=== TASK OBJECTIVE ===
Can you retype every line of the items below word for word, leaving out the pictures?
|---|
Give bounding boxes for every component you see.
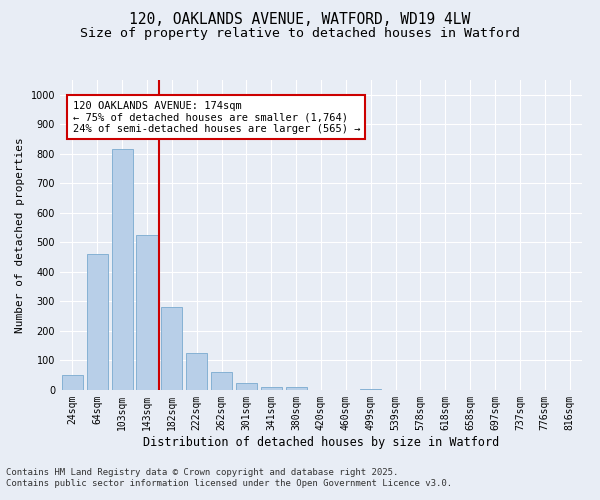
Bar bbox=[87, 254, 108, 390]
Bar bbox=[360, 388, 381, 390]
Bar bbox=[236, 382, 257, 390]
Text: Size of property relative to detached houses in Watford: Size of property relative to detached ho… bbox=[80, 28, 520, 40]
Text: 120, OAKLANDS AVENUE, WATFORD, WD19 4LW: 120, OAKLANDS AVENUE, WATFORD, WD19 4LW bbox=[130, 12, 470, 28]
Y-axis label: Number of detached properties: Number of detached properties bbox=[15, 137, 25, 333]
Bar bbox=[211, 372, 232, 390]
Bar bbox=[261, 387, 282, 390]
Text: 120 OAKLANDS AVENUE: 174sqm
← 75% of detached houses are smaller (1,764)
24% of : 120 OAKLANDS AVENUE: 174sqm ← 75% of det… bbox=[73, 100, 360, 134]
Bar bbox=[112, 150, 133, 390]
X-axis label: Distribution of detached houses by size in Watford: Distribution of detached houses by size … bbox=[143, 436, 499, 448]
Bar bbox=[161, 308, 182, 390]
Bar bbox=[62, 375, 83, 390]
Bar bbox=[186, 352, 207, 390]
Bar bbox=[136, 235, 158, 390]
Bar bbox=[286, 387, 307, 390]
Text: Contains HM Land Registry data © Crown copyright and database right 2025.
Contai: Contains HM Land Registry data © Crown c… bbox=[6, 468, 452, 487]
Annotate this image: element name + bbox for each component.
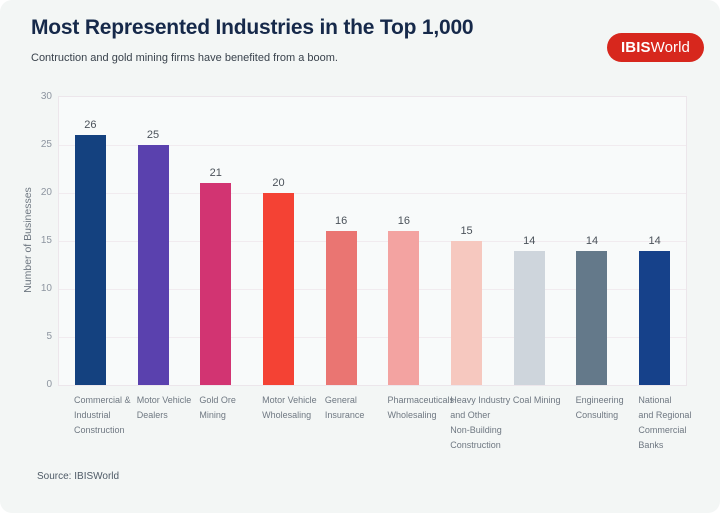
|---|
=== TASK RESULT ===
Give bounding boxes for every component you see.
Bar bbox=[87, 254, 108, 390]
Bar bbox=[360, 388, 381, 390]
Bar bbox=[236, 382, 257, 390]
Text: Size of property relative to detached houses in Watford: Size of property relative to detached ho… bbox=[80, 28, 520, 40]
Text: 120, OAKLANDS AVENUE, WATFORD, WD19 4LW: 120, OAKLANDS AVENUE, WATFORD, WD19 4LW bbox=[130, 12, 470, 28]
Y-axis label: Number of detached properties: Number of detached properties bbox=[15, 137, 25, 333]
Bar bbox=[211, 372, 232, 390]
Bar bbox=[261, 387, 282, 390]
Text: 120 OAKLANDS AVENUE: 174sqm
← 75% of detached houses are smaller (1,764)
24% of : 120 OAKLANDS AVENUE: 174sqm ← 75% of det… bbox=[73, 100, 360, 134]
Bar bbox=[112, 150, 133, 390]
X-axis label: Distribution of detached houses by size in Watford: Distribution of detached houses by size … bbox=[143, 436, 499, 448]
Bar bbox=[161, 308, 182, 390]
Bar bbox=[62, 375, 83, 390]
Bar bbox=[186, 352, 207, 390]
Bar bbox=[136, 235, 158, 390]
Bar bbox=[286, 387, 307, 390]
Text: Contains HM Land Registry data © Crown copyright and database right 2025.
Contai: Contains HM Land Registry data © Crown c… bbox=[6, 468, 452, 487]
Annotate this image: element name + bbox for each component.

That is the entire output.